# Vorliegender Textauszug
------------------------------------
Die vergessene Fluchthelferin
Auf den Spuren von Maddi, einer baskischen Heldin im Kampf gegen die Nazis im Baskenland. Die Schriftstellerin Edurne Portela (*1974, Santurtzi, Bizkaia) schreibt in ihrem neuen Buch über María Josefa Sansberro. Diese Frau aus Gipuzkoa war von nazi-deutschen Besatzungs-Soldaten umringt. Das hielt sie jedoch nicht davon ab, Kriegsflüchtlingen erst aus dem Spanienkrieg und später im Zweiten Weltkrieg über die grüne Grenze zu helfen. Nach einem Verrat endete sie in deutschen Konzentrationslagern.
Das Buch "Maddi und die Grenzen“ (Maddi y las fronteras) ist der vierte Roman von Edurne Portela, Historikerin und Hispanistin aus Bizkaia, mit langer wissenschaftlicher Karriere in den USA. Die Geschichte der Fluchthelferin Maddi aus den 1940er Jahren.
An diesem sonnigen Mittag im Februar ist die Hügelkette San Ignacio praktisch menschenleer. Zu sehen sind nur drei Arbeiter, die die Zahnradbahn reparieren, eine kleine, fast hundert Jahre alte Bahn, die zur Spitze des imposanten Larrun-Gipfels hinauffährt, kurz hinter der baskisch-baskischen Grenze bei Irun. Gleich gegenüber dem Bahnhof befindet sich das Bar-Restaurant Le Pullman, das mit seinem "Non-Stop-Service" und auf seiner Speisekarte mit "authentischen Hamburgern" wirbt, aber derzeit wegen der Nebensaison geschlossen ist. (1)
Nur wenige Meter entfernt steht die Kapelle St. Ignatius, in Rot und Weiß gestrichen, mit jener Koketterie, die für Gebäude im französischen Baskenland (Iparralde) so charakteristisch ist. An diesem stillen Ort herrscht so viel Ruhe, dass man sich die Zeit des Zweiten Weltkriegs nur schwer vorstellen kann, als die Nazis auf dem Gipfel des Larrun-Bergs eine unheimliche Festung errichteten und die kleine Touristen-Bahn zu ihrem Material- und Rüstungstransport machten. Das Pullman-Restaurant, das damals noch nicht so hieß, war ein Hotel mit sechs Zimmern, die ausschließlich den Befehlshabern der deutschen Armee vorbehalten waren. Geleitet wurde die Einrichtung von Maddi, mit ganzem Namen María Josefa Sansberro, eine Frau aus Oiartzun (Gipuzkoa), die den verhassten Besatzungstruppen das Essen servierte – und gleichzeitig dafür sorgte, dass politische Flüchtlinge auf die andere Seite der Grenze gebracht wurden, hinter dem Rücken der deutschen Besatzer.
------------------------------------
# Rohe Datensätze
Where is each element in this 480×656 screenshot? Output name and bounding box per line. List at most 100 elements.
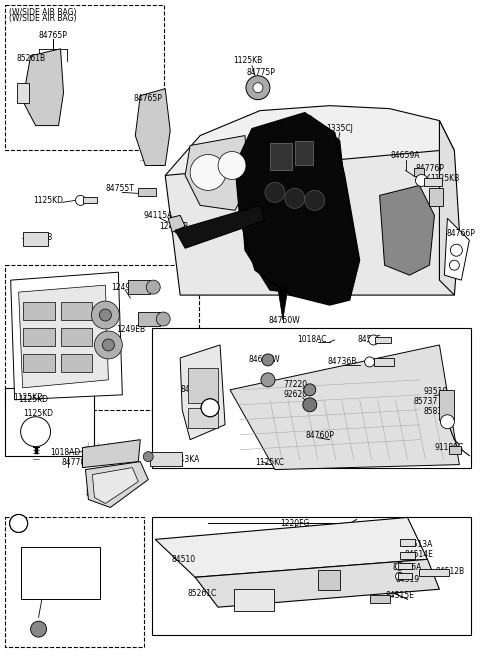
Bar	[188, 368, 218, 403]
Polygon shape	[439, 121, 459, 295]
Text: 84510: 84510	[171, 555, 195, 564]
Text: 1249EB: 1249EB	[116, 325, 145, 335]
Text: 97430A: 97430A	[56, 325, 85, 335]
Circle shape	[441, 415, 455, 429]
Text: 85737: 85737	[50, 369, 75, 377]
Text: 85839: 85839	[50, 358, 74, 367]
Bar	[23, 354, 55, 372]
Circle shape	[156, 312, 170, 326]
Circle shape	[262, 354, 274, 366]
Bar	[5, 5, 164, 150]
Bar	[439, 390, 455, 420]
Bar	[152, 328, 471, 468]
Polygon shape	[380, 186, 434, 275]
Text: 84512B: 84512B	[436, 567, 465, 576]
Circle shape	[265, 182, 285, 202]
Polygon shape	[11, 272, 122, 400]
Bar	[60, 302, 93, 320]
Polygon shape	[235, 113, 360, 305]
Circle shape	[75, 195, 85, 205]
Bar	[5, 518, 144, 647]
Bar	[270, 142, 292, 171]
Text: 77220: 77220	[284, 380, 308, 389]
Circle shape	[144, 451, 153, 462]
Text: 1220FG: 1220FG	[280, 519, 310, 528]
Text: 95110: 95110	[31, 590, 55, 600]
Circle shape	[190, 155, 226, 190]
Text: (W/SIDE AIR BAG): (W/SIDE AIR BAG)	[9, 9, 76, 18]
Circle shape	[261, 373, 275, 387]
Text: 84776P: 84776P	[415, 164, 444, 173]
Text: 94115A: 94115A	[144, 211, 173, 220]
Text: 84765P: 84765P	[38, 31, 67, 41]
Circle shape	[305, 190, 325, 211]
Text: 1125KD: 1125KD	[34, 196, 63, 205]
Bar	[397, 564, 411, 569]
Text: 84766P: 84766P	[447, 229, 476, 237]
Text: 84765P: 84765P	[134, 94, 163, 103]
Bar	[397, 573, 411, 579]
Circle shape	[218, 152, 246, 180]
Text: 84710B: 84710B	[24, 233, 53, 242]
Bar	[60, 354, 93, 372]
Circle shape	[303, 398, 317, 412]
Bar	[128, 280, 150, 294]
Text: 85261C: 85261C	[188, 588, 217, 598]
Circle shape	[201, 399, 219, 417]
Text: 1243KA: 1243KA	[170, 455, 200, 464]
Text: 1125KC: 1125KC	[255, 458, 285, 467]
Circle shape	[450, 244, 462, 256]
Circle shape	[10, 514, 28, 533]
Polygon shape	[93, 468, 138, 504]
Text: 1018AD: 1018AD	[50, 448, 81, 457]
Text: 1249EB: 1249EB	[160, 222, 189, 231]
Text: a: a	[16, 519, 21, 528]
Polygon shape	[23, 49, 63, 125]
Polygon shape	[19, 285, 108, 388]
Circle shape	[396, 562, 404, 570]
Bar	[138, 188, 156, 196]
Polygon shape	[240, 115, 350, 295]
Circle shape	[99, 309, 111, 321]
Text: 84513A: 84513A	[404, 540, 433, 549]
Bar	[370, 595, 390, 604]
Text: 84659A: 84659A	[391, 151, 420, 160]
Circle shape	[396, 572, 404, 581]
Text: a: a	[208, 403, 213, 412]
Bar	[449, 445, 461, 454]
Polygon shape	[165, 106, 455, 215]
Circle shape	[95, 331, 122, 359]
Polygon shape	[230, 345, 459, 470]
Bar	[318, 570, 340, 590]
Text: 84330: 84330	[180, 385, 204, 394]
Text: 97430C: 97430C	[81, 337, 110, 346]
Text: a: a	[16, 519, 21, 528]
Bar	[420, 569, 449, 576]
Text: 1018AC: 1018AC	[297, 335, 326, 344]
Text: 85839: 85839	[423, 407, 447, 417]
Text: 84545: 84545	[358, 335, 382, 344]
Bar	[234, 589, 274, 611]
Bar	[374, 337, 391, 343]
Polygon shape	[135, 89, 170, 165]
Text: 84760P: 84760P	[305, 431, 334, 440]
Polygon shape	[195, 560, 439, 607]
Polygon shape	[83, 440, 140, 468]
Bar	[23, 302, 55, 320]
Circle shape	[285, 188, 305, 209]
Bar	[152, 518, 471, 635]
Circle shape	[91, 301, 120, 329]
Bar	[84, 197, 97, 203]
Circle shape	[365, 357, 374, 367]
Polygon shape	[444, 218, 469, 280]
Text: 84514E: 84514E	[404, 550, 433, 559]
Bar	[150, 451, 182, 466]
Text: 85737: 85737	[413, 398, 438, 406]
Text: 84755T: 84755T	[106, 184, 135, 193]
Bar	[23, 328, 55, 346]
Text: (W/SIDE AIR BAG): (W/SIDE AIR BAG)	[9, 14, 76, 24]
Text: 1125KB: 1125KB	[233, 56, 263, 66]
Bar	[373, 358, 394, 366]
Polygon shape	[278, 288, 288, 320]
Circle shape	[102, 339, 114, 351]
------------------------------------
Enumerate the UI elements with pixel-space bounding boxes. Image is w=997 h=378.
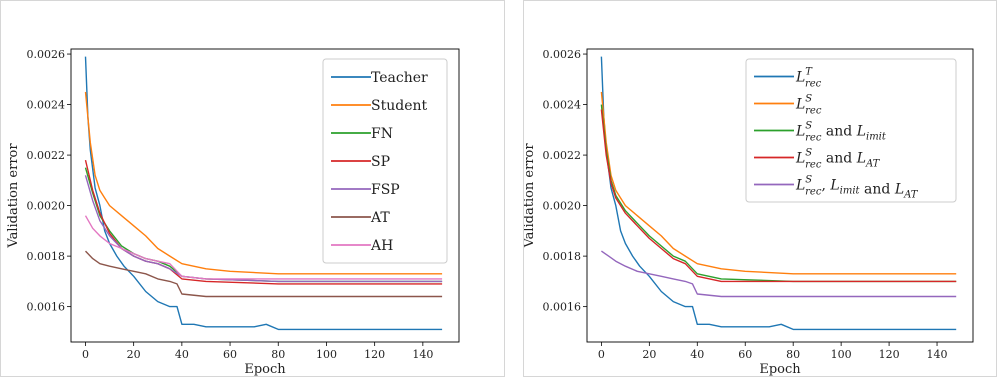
------------------------------------
# Gestellte Aufgabe
Kannst du aus dem Text über die Fluchthelferin Maddi den Abschnitt wortgetreu niederschreiben, der mit "Die vergessene Fluchthelferin" anfängt und sich bis einschließlich "den 1940er Jahren." fortsetzt?

# Antwort zur Übung
Die vergessene Fluchthelferin
Auf den Spuren von Maddi, einer baskischen Heldin im Kampf gegen die Nazis im Baskenland. Die Schriftstellerin Edurne Portela (*1974, Santurtzi, Bizkaia) schreibt in ihrem neuen Buch über María Josefa Sansberro. Diese Frau aus Gipuzkoa war von nazi-deutschen Besatzungs-Soldaten umringt. Das hielt sie jedoch nicht davon ab, Kriegsflüchtlingen erst aus dem Spanienkrieg und später im Zweiten Weltkrieg über die grüne Grenze zu helfen. Nach einem Verrat endete sie in deutschen Konzentrationslagern.
Das Buch "Maddi und die Grenzen“ (Maddi y las fronteras) ist der vierte Roman von Edurne Portela, Historikerin und Hispanistin aus Bizkaia, mit langer wissenschaftlicher Karriere in den USA. Die Geschichte der Fluchthelferin Maddi aus den 1940er Jahren.